◆ Direction ◆
Search the listing for "marker" and copy every line where it appears.

◆ Information shown ◆
═══
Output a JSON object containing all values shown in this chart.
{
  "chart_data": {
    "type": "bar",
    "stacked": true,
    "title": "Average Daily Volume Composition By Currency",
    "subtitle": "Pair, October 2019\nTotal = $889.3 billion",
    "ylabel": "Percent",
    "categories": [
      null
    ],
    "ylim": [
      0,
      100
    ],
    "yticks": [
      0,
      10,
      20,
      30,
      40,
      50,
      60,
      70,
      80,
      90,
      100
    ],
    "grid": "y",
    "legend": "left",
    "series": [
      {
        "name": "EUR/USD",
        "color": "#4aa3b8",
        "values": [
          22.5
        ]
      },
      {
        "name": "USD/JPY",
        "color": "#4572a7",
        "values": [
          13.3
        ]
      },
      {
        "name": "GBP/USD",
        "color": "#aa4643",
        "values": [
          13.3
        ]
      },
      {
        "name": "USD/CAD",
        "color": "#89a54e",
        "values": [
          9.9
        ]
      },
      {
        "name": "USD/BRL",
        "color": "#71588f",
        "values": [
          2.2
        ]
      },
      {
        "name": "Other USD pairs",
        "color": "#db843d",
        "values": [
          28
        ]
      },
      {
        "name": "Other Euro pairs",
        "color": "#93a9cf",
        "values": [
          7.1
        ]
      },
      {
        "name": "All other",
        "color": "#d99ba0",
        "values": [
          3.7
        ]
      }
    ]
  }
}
═══
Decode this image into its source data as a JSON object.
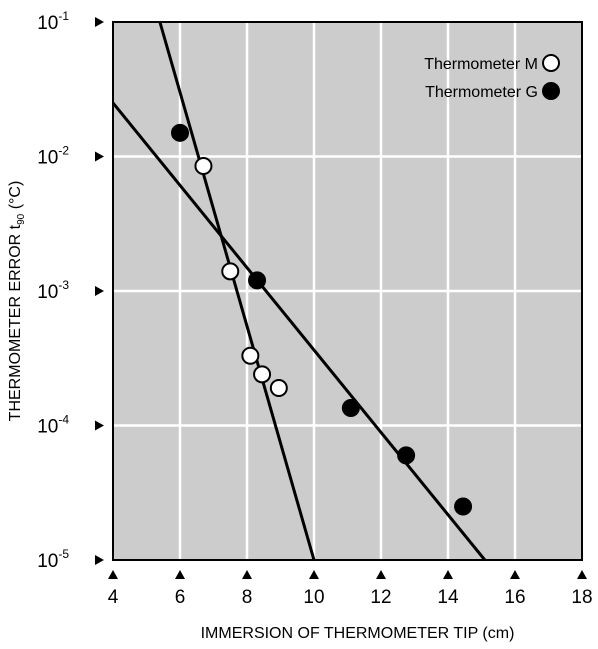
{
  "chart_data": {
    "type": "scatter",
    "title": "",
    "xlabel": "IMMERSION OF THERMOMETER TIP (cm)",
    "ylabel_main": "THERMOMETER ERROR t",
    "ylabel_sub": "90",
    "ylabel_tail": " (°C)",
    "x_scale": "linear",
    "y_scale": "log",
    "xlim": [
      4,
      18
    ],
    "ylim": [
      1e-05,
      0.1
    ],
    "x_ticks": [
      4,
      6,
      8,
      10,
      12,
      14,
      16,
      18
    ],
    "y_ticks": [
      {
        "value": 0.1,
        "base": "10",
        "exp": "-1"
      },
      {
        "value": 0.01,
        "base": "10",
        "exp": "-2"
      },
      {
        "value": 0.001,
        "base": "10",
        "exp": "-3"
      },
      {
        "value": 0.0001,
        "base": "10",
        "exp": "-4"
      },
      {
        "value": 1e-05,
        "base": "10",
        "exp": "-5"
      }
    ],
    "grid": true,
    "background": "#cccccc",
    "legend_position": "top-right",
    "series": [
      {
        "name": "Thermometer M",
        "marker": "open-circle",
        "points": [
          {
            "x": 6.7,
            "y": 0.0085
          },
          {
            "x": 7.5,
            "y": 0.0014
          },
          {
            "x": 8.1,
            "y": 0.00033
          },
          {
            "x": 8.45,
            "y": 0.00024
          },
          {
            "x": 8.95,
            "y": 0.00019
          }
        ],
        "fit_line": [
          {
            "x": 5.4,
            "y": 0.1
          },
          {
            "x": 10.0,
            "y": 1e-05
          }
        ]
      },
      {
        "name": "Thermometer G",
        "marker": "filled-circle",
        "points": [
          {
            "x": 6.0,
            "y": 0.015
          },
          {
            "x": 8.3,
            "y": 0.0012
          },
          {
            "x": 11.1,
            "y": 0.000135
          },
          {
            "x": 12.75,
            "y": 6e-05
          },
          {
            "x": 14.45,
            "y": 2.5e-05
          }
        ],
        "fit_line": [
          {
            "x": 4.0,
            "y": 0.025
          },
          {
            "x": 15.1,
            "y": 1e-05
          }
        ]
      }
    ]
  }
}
═══
◆ Completed task ◆
        "marker": "open-circle",
        "marker": "filled-circle",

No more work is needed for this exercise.